▶ INSTRUCTIONS TO FOLLOW
Starting at the line with "Serialize everything readable" in it, reproduce each line below through the last one, exactly, and include nothing else.

## Begin THE RECORDS

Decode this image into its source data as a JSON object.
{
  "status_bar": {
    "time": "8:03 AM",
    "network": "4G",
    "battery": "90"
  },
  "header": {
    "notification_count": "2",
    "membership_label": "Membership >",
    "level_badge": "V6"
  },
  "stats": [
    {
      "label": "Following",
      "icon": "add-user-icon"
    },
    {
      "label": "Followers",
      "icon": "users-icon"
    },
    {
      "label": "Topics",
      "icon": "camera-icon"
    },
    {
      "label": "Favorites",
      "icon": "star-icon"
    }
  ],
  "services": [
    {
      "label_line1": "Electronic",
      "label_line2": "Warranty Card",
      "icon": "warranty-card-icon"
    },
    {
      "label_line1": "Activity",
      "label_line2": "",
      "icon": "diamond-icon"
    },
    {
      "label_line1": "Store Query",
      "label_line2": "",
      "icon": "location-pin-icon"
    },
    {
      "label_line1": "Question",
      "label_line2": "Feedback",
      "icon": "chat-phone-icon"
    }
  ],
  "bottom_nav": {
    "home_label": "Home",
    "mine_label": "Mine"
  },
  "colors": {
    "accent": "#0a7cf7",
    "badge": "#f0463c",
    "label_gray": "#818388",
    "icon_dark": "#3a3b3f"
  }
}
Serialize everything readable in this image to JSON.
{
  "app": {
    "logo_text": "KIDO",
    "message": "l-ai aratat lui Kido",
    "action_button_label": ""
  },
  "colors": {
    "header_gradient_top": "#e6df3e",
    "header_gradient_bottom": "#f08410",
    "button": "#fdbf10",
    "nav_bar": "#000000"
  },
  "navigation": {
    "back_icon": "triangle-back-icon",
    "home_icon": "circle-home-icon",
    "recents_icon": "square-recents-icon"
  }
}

## End THE RECORDS

▶ SOLUTION BELOW
Serialize everything readable in this image to JSON.
{
  "app": {
    "logo_text": "KIDO",
    "message": "l-ai aratat lui Kido",
    "action_button_label": ""
  },
  "colors": {
    "header_gradient_top": "#e6df3e",
    "header_gradient_bottom": "#f08410",
    "button": "#fdbf10",
    "nav_bar": "#000000"
  },
  "navigation": {
    "back_icon": "triangle-back-icon",
    "home_icon": "circle-home-icon",
    "recents_icon": "square-recents-icon"
  }
}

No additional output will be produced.